--- Start Material ---

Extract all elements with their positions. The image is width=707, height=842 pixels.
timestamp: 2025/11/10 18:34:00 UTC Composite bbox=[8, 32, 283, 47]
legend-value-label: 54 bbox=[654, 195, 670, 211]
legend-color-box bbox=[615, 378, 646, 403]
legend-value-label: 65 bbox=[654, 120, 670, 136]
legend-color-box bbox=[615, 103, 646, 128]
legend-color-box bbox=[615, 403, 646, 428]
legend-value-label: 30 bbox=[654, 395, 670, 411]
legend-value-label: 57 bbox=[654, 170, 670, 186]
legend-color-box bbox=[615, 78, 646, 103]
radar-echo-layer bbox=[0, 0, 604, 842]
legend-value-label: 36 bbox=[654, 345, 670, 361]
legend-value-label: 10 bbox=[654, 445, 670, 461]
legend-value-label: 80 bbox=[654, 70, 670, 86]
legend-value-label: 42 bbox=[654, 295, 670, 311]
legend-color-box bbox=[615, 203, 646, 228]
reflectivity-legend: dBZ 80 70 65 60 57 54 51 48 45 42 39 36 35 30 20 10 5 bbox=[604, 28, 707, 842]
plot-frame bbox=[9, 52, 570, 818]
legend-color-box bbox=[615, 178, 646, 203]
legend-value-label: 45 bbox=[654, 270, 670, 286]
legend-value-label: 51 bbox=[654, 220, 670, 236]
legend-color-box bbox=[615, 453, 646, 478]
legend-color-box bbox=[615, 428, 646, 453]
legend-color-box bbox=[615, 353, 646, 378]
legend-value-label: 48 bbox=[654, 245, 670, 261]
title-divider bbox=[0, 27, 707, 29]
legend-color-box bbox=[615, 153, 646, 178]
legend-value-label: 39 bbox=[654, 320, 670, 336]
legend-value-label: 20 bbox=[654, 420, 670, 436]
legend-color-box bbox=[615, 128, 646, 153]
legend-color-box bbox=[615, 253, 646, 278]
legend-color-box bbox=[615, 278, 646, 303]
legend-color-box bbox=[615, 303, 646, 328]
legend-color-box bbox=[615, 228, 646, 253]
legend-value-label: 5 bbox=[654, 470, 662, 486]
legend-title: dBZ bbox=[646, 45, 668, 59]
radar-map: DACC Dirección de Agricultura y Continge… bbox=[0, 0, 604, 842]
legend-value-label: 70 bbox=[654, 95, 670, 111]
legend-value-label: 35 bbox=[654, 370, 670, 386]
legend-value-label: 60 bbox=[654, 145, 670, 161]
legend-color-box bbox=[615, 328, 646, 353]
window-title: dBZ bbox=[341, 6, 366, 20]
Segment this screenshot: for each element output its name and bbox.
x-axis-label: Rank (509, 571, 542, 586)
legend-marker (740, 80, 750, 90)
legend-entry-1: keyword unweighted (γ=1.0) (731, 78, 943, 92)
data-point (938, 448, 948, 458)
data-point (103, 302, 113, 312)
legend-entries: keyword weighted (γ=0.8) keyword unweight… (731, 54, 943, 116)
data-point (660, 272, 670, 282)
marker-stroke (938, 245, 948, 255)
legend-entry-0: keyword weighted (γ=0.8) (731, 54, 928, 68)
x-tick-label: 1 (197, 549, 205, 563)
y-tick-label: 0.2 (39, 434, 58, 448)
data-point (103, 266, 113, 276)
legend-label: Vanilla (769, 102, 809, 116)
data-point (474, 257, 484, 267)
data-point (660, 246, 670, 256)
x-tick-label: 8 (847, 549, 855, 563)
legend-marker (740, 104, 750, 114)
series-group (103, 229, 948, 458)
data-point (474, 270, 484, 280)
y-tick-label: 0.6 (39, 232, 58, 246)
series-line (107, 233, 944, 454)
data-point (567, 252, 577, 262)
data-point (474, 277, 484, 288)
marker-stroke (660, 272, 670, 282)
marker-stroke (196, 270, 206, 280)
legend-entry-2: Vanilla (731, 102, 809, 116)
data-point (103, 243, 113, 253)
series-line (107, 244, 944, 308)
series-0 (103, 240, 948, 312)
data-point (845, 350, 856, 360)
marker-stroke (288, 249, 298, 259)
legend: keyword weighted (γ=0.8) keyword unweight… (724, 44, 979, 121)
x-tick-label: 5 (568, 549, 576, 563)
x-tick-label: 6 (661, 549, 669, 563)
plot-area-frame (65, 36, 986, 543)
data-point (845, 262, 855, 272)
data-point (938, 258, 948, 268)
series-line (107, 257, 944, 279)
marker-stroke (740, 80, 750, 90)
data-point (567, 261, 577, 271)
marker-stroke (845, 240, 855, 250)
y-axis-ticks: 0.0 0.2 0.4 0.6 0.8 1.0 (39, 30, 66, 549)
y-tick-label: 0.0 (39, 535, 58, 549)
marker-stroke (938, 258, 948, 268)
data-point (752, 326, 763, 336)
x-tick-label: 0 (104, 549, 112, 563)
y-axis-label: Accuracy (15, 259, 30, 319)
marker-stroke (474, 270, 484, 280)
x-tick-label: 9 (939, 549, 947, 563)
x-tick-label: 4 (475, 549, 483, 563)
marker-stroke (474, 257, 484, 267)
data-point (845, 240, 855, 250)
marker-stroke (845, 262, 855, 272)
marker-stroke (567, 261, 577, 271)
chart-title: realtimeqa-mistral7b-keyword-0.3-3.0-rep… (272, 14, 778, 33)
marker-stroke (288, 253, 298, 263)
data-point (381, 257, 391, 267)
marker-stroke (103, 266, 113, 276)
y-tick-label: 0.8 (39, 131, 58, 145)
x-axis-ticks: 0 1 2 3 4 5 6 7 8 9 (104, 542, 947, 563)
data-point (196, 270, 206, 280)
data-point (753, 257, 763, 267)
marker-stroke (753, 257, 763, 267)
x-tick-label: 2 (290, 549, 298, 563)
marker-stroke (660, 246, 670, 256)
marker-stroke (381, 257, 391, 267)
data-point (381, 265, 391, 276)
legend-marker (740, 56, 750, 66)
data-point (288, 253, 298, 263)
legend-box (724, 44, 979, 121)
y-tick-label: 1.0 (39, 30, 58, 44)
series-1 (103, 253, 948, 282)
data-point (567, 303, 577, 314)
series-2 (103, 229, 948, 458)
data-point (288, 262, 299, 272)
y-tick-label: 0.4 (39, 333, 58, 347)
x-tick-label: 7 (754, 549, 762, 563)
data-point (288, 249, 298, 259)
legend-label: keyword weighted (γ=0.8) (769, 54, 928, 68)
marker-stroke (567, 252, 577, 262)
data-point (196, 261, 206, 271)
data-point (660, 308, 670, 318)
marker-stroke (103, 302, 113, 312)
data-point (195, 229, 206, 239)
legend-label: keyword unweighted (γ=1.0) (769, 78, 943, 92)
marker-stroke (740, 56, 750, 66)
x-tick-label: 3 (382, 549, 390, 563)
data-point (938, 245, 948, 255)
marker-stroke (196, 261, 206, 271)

--- End Material ---

> _Short problem_
Put the lines from the start of the records through the line containing "data-point (103, 302, 113, 312)" into a JSON list of strings, one string per line, leaving out blank lines.

> _The reply_
[
  "Extract all elements with their positions. The image is width=707, height=842 pixels.",
  "timestamp: 2025/11/10 18:34:00 UTC Composite bbox=[8, 32, 283, 47]",
  "legend-value-label: 54 bbox=[654, 195, 670, 211]",
  "legend-color-box bbox=[615, 378, 646, 403]",
  "legend-value-label: 65 bbox=[654, 120, 670, 136]",
  "legend-color-box bbox=[615, 103, 646, 128]",
  "legend-color-box bbox=[615, 403, 646, 428]",
  "legend-value-label: 30 bbox=[654, 395, 670, 411]",
  "legend-value-label: 57 bbox=[654, 170, 670, 186]",
  "legend-color-box bbox=[615, 78, 646, 103]",
  "radar-echo-layer bbox=[0, 0, 604, 842]",
  "legend-value-label: 36 bbox=[654, 345, 670, 361]",
  "legend-value-label: 10 bbox=[654, 445, 670, 461]",
  "legend-value-label: 80 bbox=[654, 70, 670, 86]",
  "legend-value-label: 42 bbox=[654, 295, 670, 311]",
  "legend-color-box bbox=[615, 203, 646, 228]",
  "reflectivity-legend: dBZ 80 70 65 60 57 54 51 48 45 42 39 36 35 30 20 10 5 bbox=[604, 28, 707, 842]",
  "plot-frame bbox=[9, 52, 570, 818]",
  "legend-color-box bbox=[615, 178, 646, 203]",
  "legend-value-label: 45 bbox=[654, 270, 670, 286]",
  "legend-value-label: 51 bbox=[654, 220, 670, 236]",
  "legend-color-box bbox=[615, 453, 646, 478]",
  "legend-color-box bbox=[615, 428, 646, 453]",
  "legend-color-box bbox=[615, 353, 646, 378]",
  "legend-value-label: 48 bbox=[654, 245, 670, 261]",
  "title-divider bbox=[0, 27, 707, 29]",
  "legend-color-box bbox=[615, 153, 646, 178]",
  "legend-value-label: 39 bbox=[654, 320, 670, 336]",
  "legend-value-label: 20 bbox=[654, 420, 670, 436]",
  "legend-color-box bbox=[615, 128, 646, 153]",
  "legend-color-box bbox=[615, 253, 646, 278]",
  "legend-color-box bbox=[615, 278, 646, 303]",
  "legend-color-box bbox=[615, 303, 646, 328]",
  "legend-color-box bbox=[615, 228, 646, 253]",
  "legend-value-label: 5 bbox=[654, 470, 662, 486]",
  "legend-title: dBZ bbox=[646, 45, 668, 59]",
  "radar-map: DACC Dirección de Agricultura y Continge… bbox=[0, 0, 604, 842]",
  "legend-value-label: 70 bbox=[654, 95, 670, 111]",
  "legend-value-label: 35 bbox=[654, 370, 670, 386]",
  "legend-value-label: 60 bbox=[654, 145, 670, 161]",
  "legend-color-box bbox=[615, 328, 646, 353]",
  "window-title: dBZ bbox=[341, 6, 366, 20]",
  "Segment this screenshot: for each element output its name and bbox.",
  "x-axis-label: Rank (509, 571, 542, 586)",
  "legend-marker (740, 80, 750, 90)",
  "legend-entry-1: keyword unweighted (γ=1.0) (731, 78, 943, 92)",
  "data-point (938, 448, 948, 458)",
  "data-point (103, 302, 113, 312)"
]